** BEGIN Supplied information **
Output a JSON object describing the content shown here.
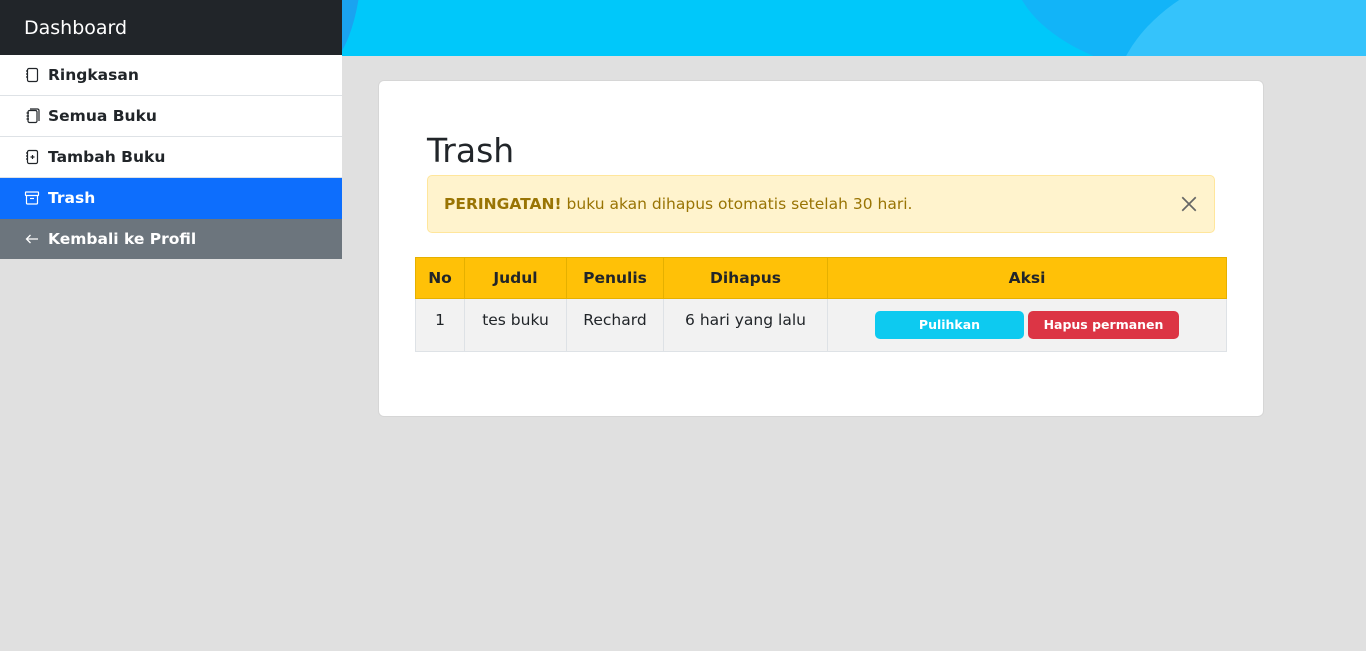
{
  "sidebar": {
    "brand": "Dashboard",
    "items": [
      {
        "label": "Ringkasan",
        "icon": "journal-icon"
      },
      {
        "label": "Semua Buku",
        "icon": "journals-icon"
      },
      {
        "label": "Tambah Buku",
        "icon": "journal-plus-icon"
      },
      {
        "label": "Trash",
        "icon": "archive-icon",
        "active": true
      },
      {
        "label": "Kembali ke Profil",
        "icon": "arrow-left-icon"
      }
    ]
  },
  "main": {
    "title": "Trash",
    "alert": {
      "strong": "PERINGATAN!",
      "text": "buku akan dihapus otomatis setelah 30 hari."
    },
    "table": {
      "headers": [
        "No",
        "Judul",
        "Penulis",
        "Dihapus",
        "Aksi"
      ],
      "rows": [
        {
          "no": "1",
          "judul": "tes buku",
          "penulis": "Rechard",
          "dihapus": "6 hari yang lalu",
          "restore_label": "Pulihkan",
          "delete_label": "Hapus permanen"
        }
      ]
    }
  },
  "colors": {
    "sidebar_dark": "#212529",
    "active": "#0d6efd",
    "back": "#6c757d",
    "topbar": "#00c8fa",
    "table_header": "#ffc107",
    "info": "#0dcaf0",
    "danger": "#dc3545"
  }
}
** END Supplied information **
Written task:
Make an exact copy of the records above, with the pictures left out.

Exercise output:
Output a JSON object describing the content shown here.
{
  "sidebar": {
    "brand": "Dashboard",
    "items": [
      {
        "label": "Ringkasan",
        "icon": "journal-icon"
      },
      {
        "label": "Semua Buku",
        "icon": "journals-icon"
      },
      {
        "label": "Tambah Buku",
        "icon": "journal-plus-icon"
      },
      {
        "label": "Trash",
        "icon": "archive-icon",
        "active": true
      },
      {
        "label": "Kembali ke Profil",
        "icon": "arrow-left-icon"
      }
    ]
  },
  "main": {
    "title": "Trash",
    "alert": {
      "strong": "PERINGATAN!",
      "text": "buku akan dihapus otomatis setelah 30 hari."
    },
    "table": {
      "headers": [
        "No",
        "Judul",
        "Penulis",
        "Dihapus",
        "Aksi"
      ],
      "rows": [
        {
          "no": "1",
          "judul": "tes buku",
          "penulis": "Rechard",
          "dihapus": "6 hari yang lalu",
          "restore_label": "Pulihkan",
          "delete_label": "Hapus permanen"
        }
      ]
    }
  },
  "colors": {
    "sidebar_dark": "#212529",
    "active": "#0d6efd",
    "back": "#6c757d",
    "topbar": "#00c8fa",
    "table_header": "#ffc107",
    "info": "#0dcaf0",
    "danger": "#dc3545"
  }
}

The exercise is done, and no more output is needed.